(Extracted records)
+ + + + + + +
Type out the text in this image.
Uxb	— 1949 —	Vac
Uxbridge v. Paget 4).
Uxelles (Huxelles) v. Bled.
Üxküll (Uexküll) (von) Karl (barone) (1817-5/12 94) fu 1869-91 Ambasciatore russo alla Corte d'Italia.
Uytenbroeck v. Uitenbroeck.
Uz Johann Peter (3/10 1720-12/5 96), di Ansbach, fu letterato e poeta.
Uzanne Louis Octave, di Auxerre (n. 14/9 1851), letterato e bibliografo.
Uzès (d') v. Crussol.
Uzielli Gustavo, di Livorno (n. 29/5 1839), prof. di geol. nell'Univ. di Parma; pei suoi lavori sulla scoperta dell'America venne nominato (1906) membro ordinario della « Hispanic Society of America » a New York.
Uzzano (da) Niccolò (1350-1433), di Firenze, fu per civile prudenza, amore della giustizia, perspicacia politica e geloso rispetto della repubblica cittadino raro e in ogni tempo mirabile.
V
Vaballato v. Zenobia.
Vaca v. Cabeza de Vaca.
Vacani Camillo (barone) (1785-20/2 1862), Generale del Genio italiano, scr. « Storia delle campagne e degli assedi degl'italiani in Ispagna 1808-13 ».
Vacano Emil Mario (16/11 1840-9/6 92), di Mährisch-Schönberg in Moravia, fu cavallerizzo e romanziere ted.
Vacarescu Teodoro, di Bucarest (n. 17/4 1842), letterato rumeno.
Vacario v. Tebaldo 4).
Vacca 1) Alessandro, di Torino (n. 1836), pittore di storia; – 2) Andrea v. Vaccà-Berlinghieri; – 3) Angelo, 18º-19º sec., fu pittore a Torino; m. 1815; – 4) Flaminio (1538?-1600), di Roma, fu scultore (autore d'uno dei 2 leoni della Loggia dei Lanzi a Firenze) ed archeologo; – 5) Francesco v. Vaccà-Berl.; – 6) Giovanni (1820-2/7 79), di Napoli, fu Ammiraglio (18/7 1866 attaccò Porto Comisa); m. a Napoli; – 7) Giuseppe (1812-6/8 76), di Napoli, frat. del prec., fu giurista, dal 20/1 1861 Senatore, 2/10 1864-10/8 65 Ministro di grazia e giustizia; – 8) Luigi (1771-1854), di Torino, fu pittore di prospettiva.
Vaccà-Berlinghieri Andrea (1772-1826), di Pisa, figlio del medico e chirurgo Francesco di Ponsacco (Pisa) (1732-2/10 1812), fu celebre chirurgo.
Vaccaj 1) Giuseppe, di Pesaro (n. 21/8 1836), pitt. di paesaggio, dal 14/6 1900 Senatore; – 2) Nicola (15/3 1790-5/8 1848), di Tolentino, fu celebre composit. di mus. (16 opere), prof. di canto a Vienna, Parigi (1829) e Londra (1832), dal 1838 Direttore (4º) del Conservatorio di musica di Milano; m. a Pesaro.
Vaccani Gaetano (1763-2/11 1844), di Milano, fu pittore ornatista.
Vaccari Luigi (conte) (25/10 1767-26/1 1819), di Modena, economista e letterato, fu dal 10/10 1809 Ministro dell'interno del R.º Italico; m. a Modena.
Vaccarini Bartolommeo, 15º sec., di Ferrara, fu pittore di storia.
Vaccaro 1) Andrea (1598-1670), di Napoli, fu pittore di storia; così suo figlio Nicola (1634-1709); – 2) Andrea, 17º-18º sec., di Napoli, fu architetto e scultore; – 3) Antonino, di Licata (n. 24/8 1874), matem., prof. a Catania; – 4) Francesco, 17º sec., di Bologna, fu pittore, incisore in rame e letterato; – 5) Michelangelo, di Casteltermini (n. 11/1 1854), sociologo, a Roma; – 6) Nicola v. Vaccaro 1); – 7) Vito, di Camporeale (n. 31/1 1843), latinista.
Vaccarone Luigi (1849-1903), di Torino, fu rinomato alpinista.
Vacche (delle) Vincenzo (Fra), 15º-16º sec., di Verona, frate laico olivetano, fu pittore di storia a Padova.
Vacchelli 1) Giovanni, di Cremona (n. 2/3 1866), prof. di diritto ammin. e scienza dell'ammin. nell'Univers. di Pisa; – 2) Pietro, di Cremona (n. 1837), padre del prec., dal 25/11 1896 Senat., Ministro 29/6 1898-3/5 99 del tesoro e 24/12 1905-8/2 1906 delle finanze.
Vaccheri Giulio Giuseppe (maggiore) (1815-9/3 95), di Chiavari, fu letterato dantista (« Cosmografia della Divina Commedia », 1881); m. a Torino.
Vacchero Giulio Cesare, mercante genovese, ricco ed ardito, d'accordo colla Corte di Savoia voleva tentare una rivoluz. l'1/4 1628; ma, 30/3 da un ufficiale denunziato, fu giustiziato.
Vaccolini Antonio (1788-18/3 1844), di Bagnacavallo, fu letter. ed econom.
+ + + + + + +
Requirements — Determine how many lines include the word "Giulio" and report that number by itself.

Result below — 2